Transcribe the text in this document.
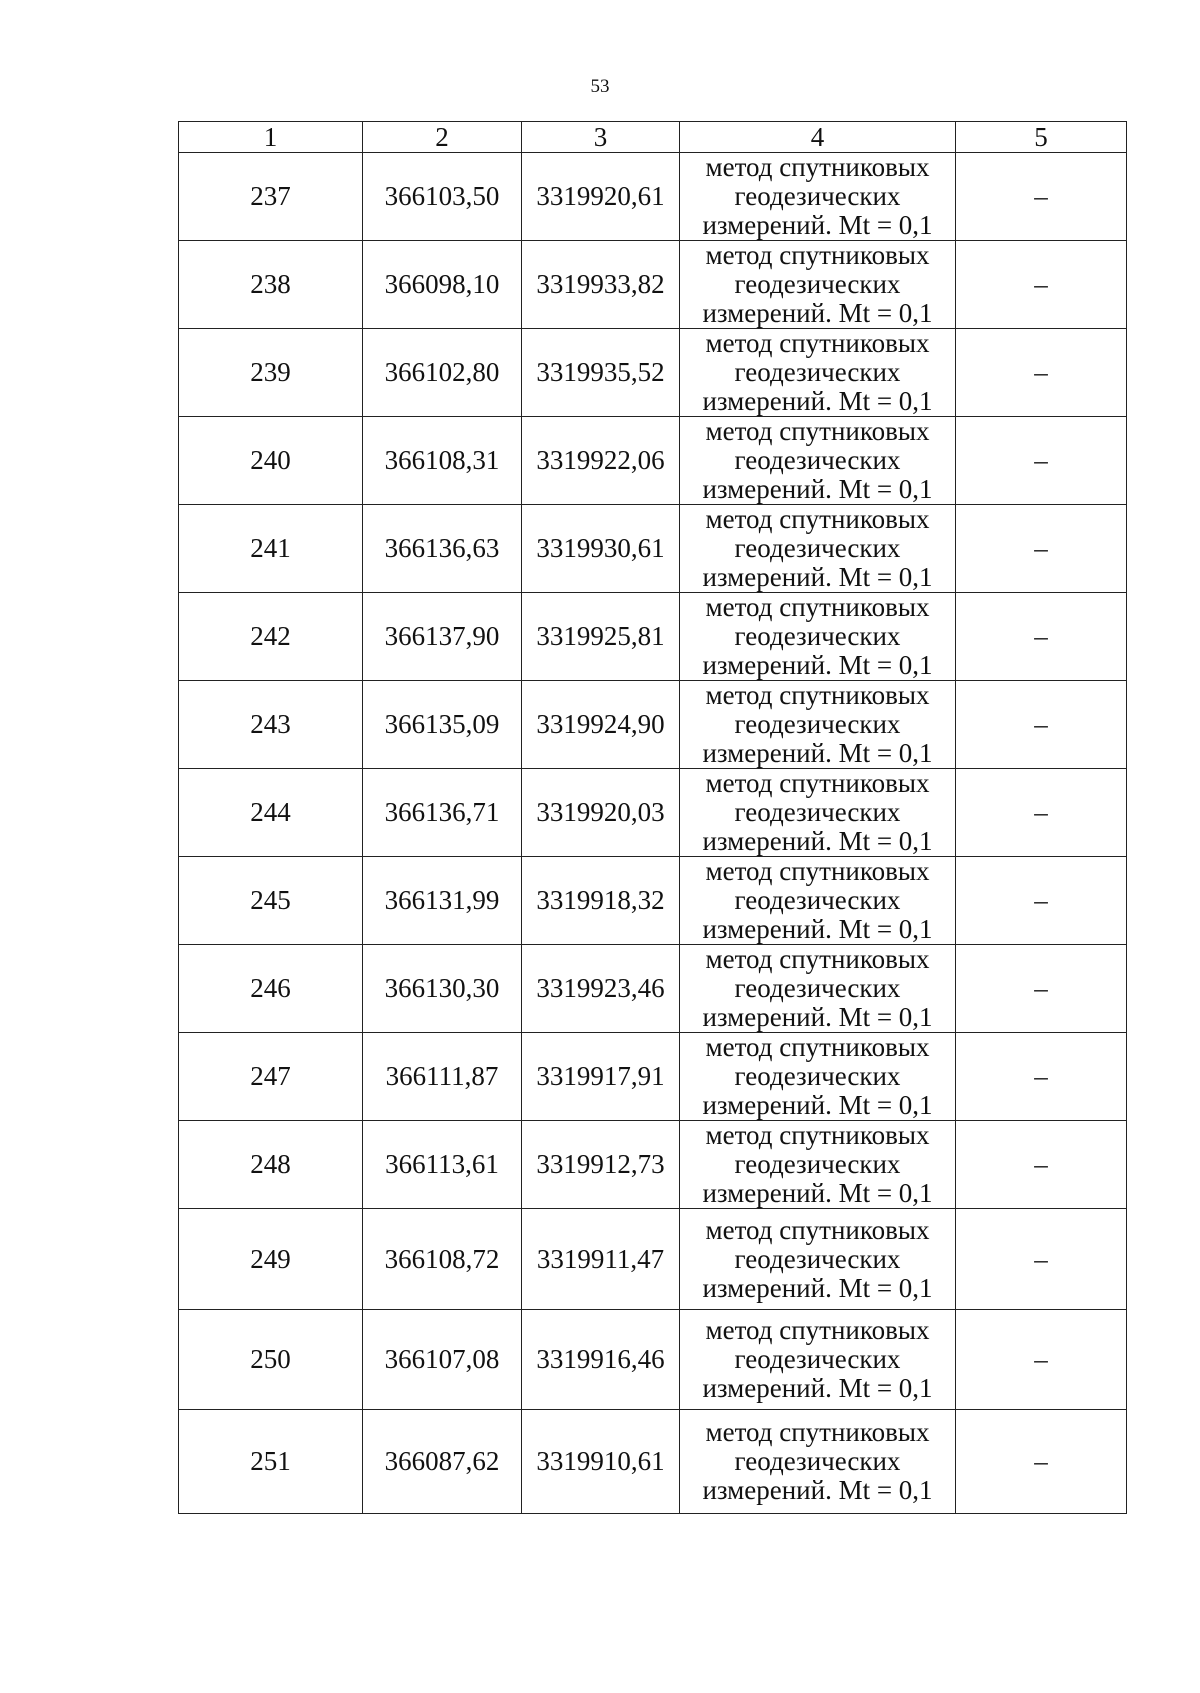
53
1	2	3	4	5
237	366103,50	3319920,61	метод спутниковых
геодезических
измерений. Mt = 0,1	–
238	366098,10	3319933,82	метод спутниковых
геодезических
измерений. Mt = 0,1	–
239	366102,80	3319935,52	метод спутниковых
геодезических
измерений. Mt = 0,1	–
240	366108,31	3319922,06	метод спутниковых
геодезических
измерений. Mt = 0,1	–
241	366136,63	3319930,61	метод спутниковых
геодезических
измерений. Mt = 0,1	–
242	366137,90	3319925,81	метод спутниковых
геодезических
измерений. Mt = 0,1	–
243	366135,09	3319924,90	метод спутниковых
геодезических
измерений. Mt = 0,1	–
244	366136,71	3319920,03	метод спутниковых
геодезических
измерений. Mt = 0,1	–
245	366131,99	3319918,32	метод спутниковых
геодезических
измерений. Mt = 0,1	–
246	366130,30	3319923,46	метод спутниковых
геодезических
измерений. Mt = 0,1	–
247	366111,87	3319917,91	метод спутниковых
геодезических
измерений. Mt = 0,1	–
248	366113,61	3319912,73	метод спутниковых
геодезических
измерений. Mt = 0,1	–
249	366108,72	3319911,47	метод спутниковых
геодезических
измерений. Mt = 0,1	–
250	366107,08	3319916,46	метод спутниковых
геодезических
измерений. Mt = 0,1	–
251	366087,62	3319910,61	метод спутниковых
геодезических
измерений. Mt = 0,1	–
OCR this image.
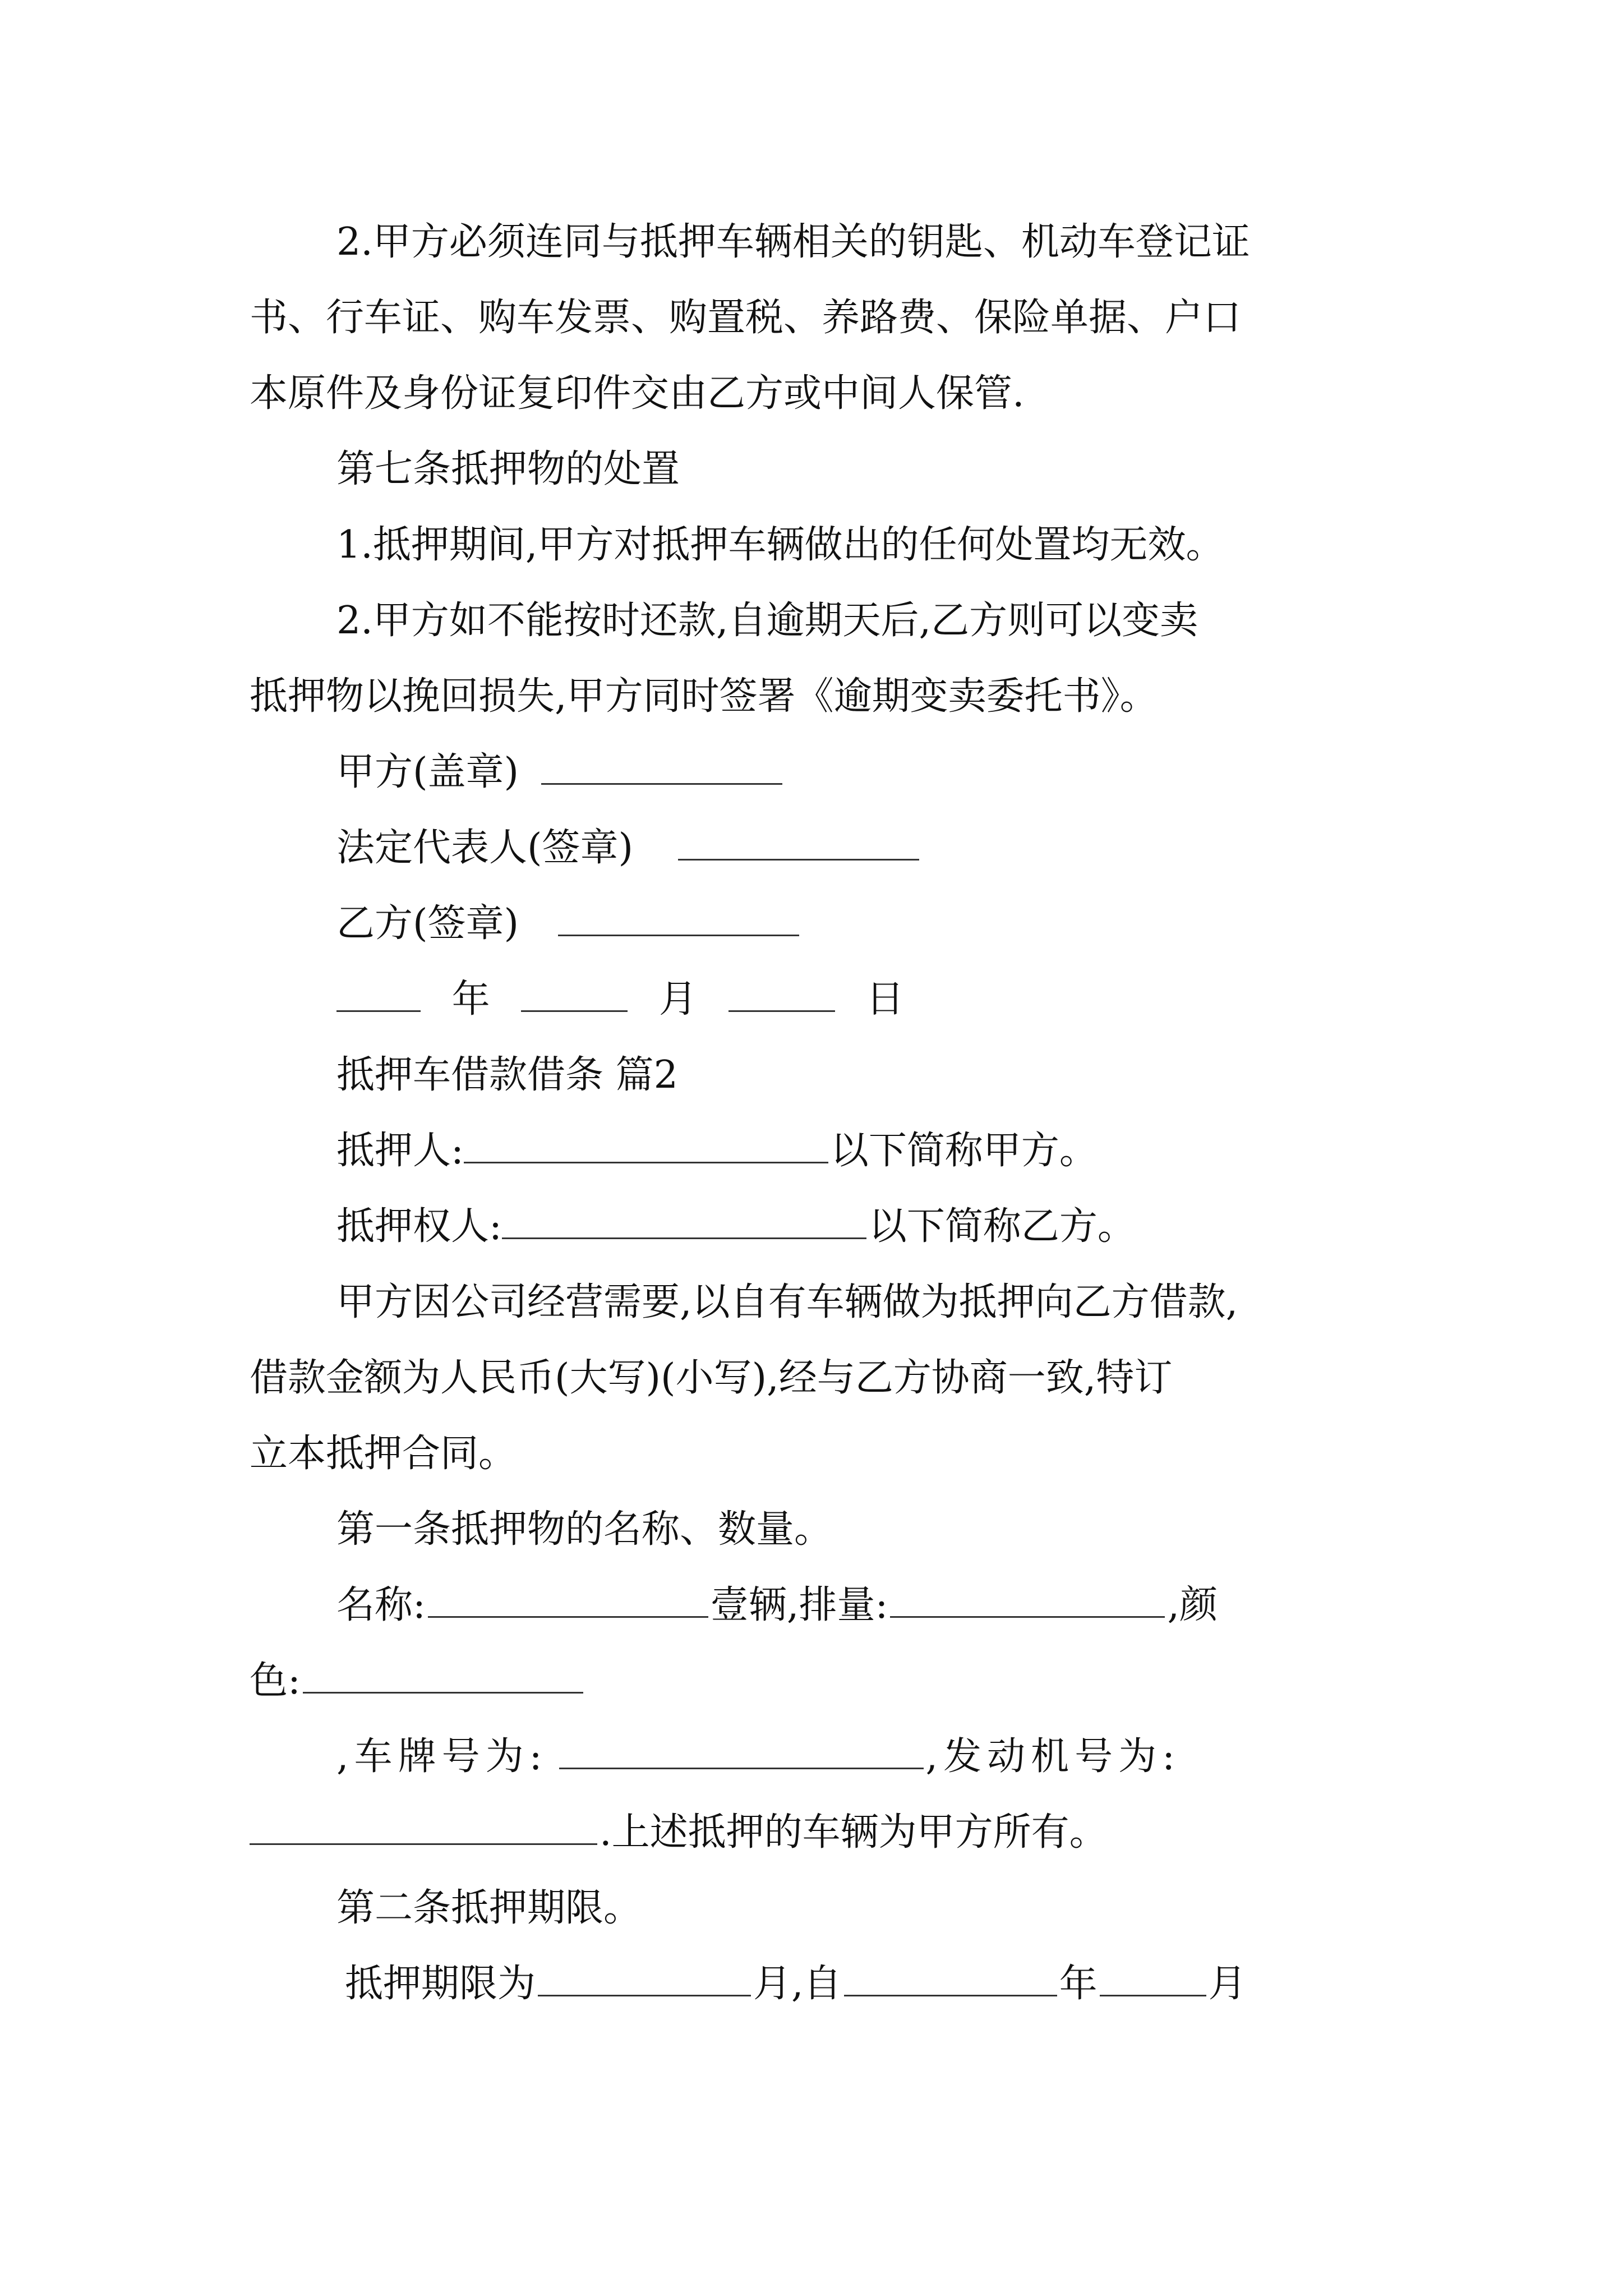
2.甲方必须连同与抵押车辆相关的钥匙、机动车登记证
书、行车证、购车发票、购置税、养路费、保险单据、户口
本原件及身份证复印件交由乙方或中间人保管.
第七条抵押物的处置
1.抵押期间,甲方对抵押车辆做出的任何处置均无效。
2.甲方如不能按时还款,自逾期天后,乙方则可以变卖
抵押物以挽回损失,甲方同时签署《逾期变卖委托书》。
甲方(盖章)
法定代表人(签章)
乙方(签章)
年	月	日
抵押车借款借条 篇2
抵押人:	以下简称甲方。
抵押权人:	以下简称乙方。
甲方因公司经营需要,以自有车辆做为抵押向乙方借款,
借款金额为人民币(大写)(小写),经与乙方协商一致,特订
立本抵押合同。
第一条抵押物的名称、数量。
名称:	壹辆,排量:	,颜
色:
,车牌号为:	,发动机号为:
.上述抵押的车辆为甲方所有。
第二条抵押期限。
抵押期限为	月,自	年	月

-------------------------

§ **Exercise goal**:
Quote every entry exactly, with the pictures omitted.

§ **Worked answer**:
Transcribe the text in this document.
53
1	2	3	4	5
237	366103,50	3319920,61	метод спутниковых
геодезических
измерений. Mt = 0,1	–
238	366098,10	3319933,82	метод спутниковых
геодезических
измерений. Mt = 0,1	–
239	366102,80	3319935,52	метод спутниковых
геодезических
измерений. Mt = 0,1	–
240	366108,31	3319922,06	метод спутниковых
геодезических
измерений. Mt = 0,1	–
241	366136,63	3319930,61	метод спутниковых
геодезических
измерений. Mt = 0,1	–
242	366137,90	3319925,81	метод спутниковых
геодезических
измерений. Mt = 0,1	–
243	366135,09	3319924,90	метод спутниковых
геодезических
измерений. Mt = 0,1	–
244	366136,71	3319920,03	метод спутниковых
геодезических
измерений. Mt = 0,1	–
245	366131,99	3319918,32	метод спутниковых
геодезических
измерений. Mt = 0,1	–
246	366130,30	3319923,46	метод спутниковых
геодезических
измерений. Mt = 0,1	–
247	366111,87	3319917,91	метод спутниковых
геодезических
измерений. Mt = 0,1	–
248	366113,61	3319912,73	метод спутниковых
геодезических
измерений. Mt = 0,1	–
249	366108,72	3319911,47	метод спутниковых
геодезических
измерений. Mt = 0,1	–
250	366107,08	3319916,46	метод спутниковых
геодезических
измерений. Mt = 0,1	–
251	366087,62	3319910,61	метод спутниковых
геодезических
измерений. Mt = 0,1	–
OCR this image.
2.甲方必须连同与抵押车辆相关的钥匙、机动车登记证
书、行车证、购车发票、购置税、养路费、保险单据、户口
本原件及身份证复印件交由乙方或中间人保管.
第七条抵押物的处置
1.抵押期间,甲方对抵押车辆做出的任何处置均无效。
2.甲方如不能按时还款,自逾期天后,乙方则可以变卖
抵押物以挽回损失,甲方同时签署《逾期变卖委托书》。
甲方(盖章)
法定代表人(签章)
乙方(签章)
年	月	日
抵押车借款借条 篇2
抵押人:	以下简称甲方。
抵押权人:	以下简称乙方。
甲方因公司经营需要,以自有车辆做为抵押向乙方借款,
借款金额为人民币(大写)(小写),经与乙方协商一致,特订
立本抵押合同。
第一条抵押物的名称、数量。
名称:	壹辆,排量:	,颜
色:
,车牌号为:	,发动机号为:
.上述抵押的车辆为甲方所有。
第二条抵押期限。
抵押期限为	月,自	年	月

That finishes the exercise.